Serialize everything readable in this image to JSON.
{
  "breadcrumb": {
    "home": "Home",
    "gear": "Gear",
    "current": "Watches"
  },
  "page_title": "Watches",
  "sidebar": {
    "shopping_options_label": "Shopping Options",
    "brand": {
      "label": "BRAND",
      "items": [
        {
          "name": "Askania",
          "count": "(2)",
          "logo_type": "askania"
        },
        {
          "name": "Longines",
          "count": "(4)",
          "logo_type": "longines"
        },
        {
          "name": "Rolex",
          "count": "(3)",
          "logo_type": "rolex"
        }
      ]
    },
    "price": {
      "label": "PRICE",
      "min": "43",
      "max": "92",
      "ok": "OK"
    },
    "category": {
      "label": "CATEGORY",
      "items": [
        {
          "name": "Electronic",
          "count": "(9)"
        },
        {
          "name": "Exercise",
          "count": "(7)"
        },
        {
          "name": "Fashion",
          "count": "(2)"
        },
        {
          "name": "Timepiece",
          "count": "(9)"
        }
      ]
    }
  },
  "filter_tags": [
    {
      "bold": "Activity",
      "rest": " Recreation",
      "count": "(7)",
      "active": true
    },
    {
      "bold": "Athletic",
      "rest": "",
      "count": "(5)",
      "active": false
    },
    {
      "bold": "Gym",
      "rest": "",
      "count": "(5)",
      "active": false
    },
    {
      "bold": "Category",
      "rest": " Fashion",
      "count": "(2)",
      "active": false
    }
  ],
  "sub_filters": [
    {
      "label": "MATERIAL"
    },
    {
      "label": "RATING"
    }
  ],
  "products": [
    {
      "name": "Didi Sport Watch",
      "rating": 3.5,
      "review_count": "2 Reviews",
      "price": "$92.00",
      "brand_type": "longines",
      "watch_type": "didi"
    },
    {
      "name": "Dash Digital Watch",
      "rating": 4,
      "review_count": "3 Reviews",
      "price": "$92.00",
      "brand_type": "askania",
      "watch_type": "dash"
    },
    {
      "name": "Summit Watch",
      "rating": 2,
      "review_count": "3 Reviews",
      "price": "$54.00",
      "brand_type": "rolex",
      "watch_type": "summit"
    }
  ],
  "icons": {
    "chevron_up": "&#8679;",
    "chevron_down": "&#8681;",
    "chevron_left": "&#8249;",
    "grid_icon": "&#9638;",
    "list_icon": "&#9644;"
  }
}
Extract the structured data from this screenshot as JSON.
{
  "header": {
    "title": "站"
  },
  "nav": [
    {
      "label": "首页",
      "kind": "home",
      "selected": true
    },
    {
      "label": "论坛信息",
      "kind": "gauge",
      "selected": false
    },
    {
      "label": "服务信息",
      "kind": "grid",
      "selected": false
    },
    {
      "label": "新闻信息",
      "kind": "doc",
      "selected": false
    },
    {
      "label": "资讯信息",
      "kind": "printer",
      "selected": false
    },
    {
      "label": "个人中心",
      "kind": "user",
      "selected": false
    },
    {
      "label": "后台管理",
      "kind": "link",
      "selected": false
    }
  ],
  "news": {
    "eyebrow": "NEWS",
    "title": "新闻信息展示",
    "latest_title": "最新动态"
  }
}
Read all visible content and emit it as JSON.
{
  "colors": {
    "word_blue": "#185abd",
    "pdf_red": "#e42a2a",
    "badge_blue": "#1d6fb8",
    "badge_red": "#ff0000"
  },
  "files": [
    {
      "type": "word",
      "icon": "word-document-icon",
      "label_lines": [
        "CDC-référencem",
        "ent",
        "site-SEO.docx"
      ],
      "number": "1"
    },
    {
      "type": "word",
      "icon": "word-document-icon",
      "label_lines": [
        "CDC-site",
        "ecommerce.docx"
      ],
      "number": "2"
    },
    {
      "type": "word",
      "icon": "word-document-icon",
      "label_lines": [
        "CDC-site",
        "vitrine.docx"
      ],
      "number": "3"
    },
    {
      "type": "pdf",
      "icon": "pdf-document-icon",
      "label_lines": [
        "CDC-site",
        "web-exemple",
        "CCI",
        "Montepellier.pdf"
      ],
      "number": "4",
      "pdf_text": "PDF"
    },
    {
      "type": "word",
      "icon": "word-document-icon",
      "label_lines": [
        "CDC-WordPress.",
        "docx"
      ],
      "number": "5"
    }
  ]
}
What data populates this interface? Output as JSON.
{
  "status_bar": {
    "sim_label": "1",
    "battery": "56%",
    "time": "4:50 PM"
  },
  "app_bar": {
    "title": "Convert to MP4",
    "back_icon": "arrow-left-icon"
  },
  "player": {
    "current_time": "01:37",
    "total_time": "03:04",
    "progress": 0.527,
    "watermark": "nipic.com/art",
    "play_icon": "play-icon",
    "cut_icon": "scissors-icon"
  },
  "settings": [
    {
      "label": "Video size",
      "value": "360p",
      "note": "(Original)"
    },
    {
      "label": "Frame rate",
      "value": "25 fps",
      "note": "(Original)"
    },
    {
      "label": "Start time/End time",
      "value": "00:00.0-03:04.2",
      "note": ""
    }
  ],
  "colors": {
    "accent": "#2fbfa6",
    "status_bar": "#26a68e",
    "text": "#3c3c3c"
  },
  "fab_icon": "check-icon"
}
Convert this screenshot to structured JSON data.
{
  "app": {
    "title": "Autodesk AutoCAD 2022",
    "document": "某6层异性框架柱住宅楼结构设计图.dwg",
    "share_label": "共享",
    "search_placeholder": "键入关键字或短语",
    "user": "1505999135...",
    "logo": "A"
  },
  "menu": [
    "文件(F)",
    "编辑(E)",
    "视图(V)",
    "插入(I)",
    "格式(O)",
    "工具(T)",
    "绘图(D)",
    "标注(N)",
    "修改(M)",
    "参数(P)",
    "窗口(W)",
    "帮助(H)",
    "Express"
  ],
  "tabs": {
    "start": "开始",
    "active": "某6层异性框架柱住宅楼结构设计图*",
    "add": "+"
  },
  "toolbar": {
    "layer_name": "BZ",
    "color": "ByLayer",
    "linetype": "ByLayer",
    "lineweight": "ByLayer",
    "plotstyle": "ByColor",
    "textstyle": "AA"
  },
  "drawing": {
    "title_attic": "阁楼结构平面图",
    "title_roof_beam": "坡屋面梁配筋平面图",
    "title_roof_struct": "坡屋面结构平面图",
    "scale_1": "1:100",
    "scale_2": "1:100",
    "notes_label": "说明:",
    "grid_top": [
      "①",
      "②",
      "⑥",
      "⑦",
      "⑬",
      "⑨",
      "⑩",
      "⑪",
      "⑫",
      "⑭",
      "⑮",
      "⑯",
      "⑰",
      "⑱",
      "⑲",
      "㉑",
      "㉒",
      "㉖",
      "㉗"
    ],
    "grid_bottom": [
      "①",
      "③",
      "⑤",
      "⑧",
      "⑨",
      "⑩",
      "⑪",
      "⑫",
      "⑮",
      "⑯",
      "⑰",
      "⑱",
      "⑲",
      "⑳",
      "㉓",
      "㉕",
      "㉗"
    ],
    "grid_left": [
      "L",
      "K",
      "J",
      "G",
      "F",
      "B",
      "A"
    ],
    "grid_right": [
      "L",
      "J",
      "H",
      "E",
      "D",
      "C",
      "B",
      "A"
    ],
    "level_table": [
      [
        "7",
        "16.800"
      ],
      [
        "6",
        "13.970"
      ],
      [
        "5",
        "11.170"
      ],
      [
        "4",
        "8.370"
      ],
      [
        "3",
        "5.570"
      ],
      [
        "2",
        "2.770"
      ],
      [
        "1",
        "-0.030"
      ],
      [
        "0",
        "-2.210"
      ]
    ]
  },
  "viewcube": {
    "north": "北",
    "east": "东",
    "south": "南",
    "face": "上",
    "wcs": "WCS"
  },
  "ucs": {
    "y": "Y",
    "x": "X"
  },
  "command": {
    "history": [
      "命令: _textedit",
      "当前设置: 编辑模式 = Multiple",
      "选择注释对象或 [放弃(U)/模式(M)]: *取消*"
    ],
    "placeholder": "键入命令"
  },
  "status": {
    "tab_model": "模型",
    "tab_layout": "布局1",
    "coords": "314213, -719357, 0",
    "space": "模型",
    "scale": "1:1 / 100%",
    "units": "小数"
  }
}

## What you should do
From the listing above, return each line with the word "number".

## Final result
      "number": "1"
      "number": "2"
      "number": "3"
      "number": "4",
      "number": "5"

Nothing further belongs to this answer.